(DATA EXTRACT):

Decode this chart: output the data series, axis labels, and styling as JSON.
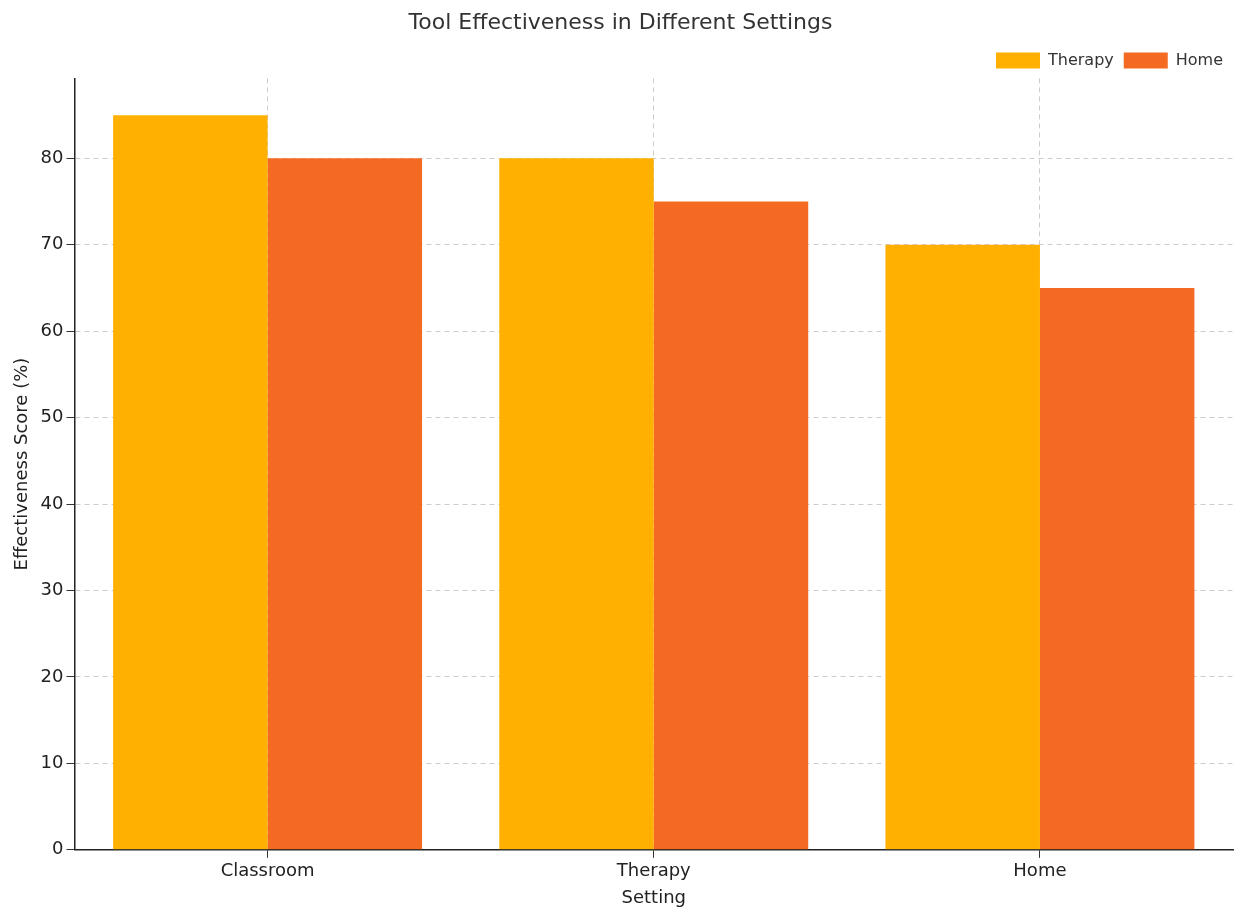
{
  "chart_data": {
    "type": "bar",
    "title": "Tool Effectiveness in Different Settings",
    "xlabel": "Setting",
    "ylabel": "Effectiveness Score (%)",
    "categories": [
      "Classroom",
      "Therapy",
      "Home"
    ],
    "series": [
      {
        "name": "Therapy",
        "color": "#ffb000",
        "values": [
          85,
          80,
          70
        ]
      },
      {
        "name": "Home",
        "color": "#f46a22",
        "values": [
          80,
          75,
          65
        ]
      }
    ],
    "ylim": [
      0,
      89.25
    ],
    "yticks": [
      0,
      10,
      20,
      30,
      40,
      50,
      60,
      70,
      80
    ],
    "grid": true,
    "legend": "top right"
  }
}
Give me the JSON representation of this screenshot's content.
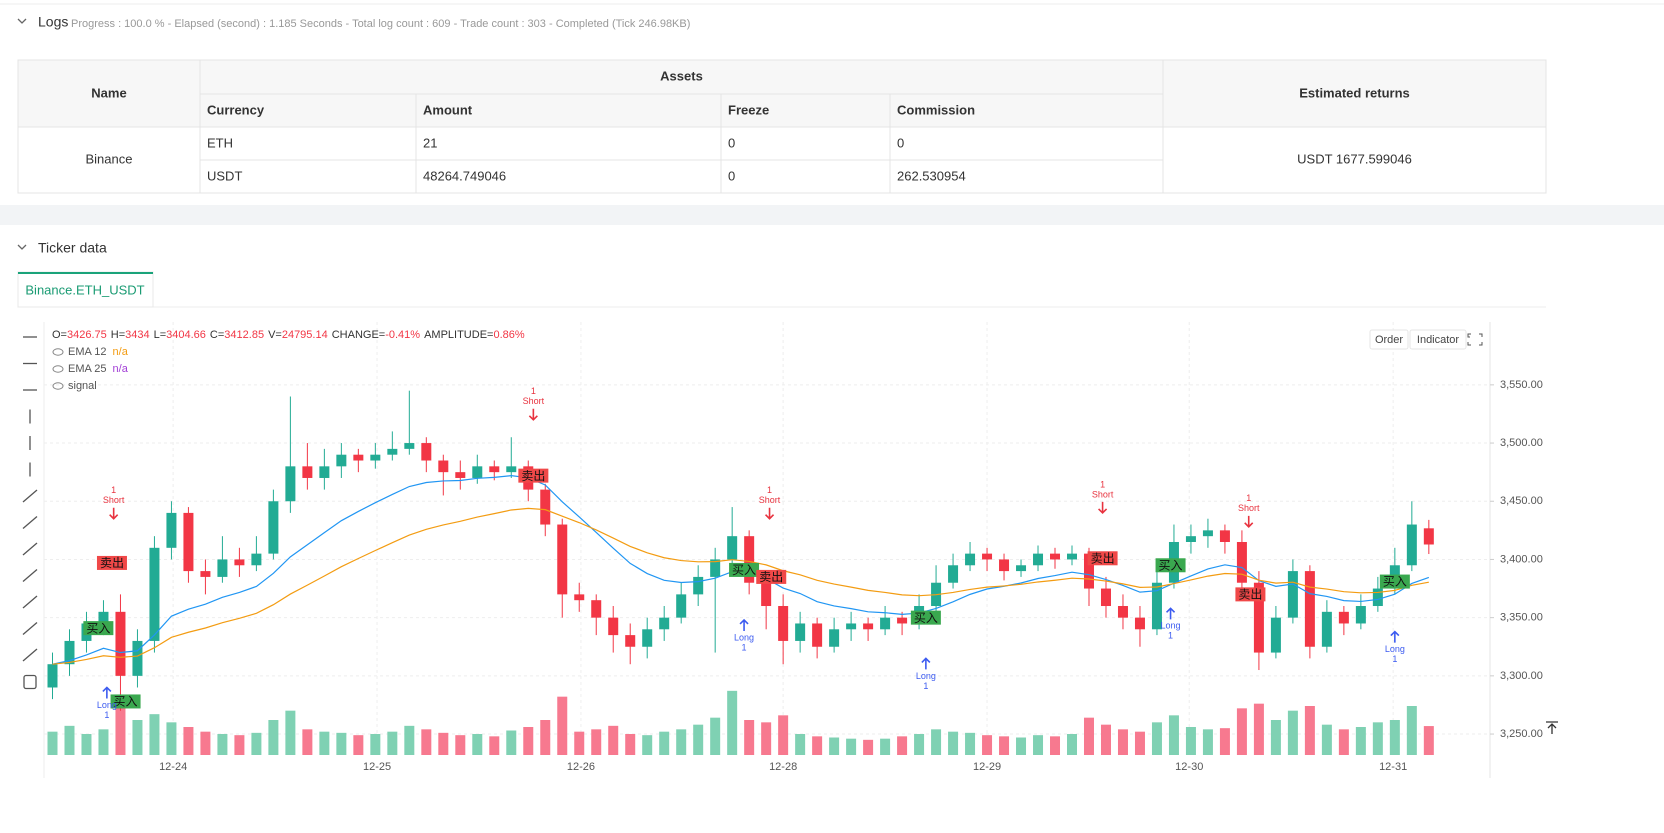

(WRITTEN TASK):
In this exercise, set down all of the data exactly, without the pictures.

(TASK OUTPUT):
Decode this chart: output the data series, axis labels, and styling as JSON.
{
  "chart_data": {
    "type": "bar",
    "title": "Tool Effectiveness in Different Settings",
    "xlabel": "Setting",
    "ylabel": "Effectiveness Score (%)",
    "categories": [
      "Classroom",
      "Therapy",
      "Home"
    ],
    "series": [
      {
        "name": "Therapy",
        "color": "#ffb000",
        "values": [
          85,
          80,
          70
        ]
      },
      {
        "name": "Home",
        "color": "#f46a22",
        "values": [
          80,
          75,
          65
        ]
      }
    ],
    "ylim": [
      0,
      89.25
    ],
    "yticks": [
      0,
      10,
      20,
      30,
      40,
      50,
      60,
      70,
      80
    ],
    "grid": true,
    "legend": "top right"
  }
}
Give me the JSON representation of this screenshot's content.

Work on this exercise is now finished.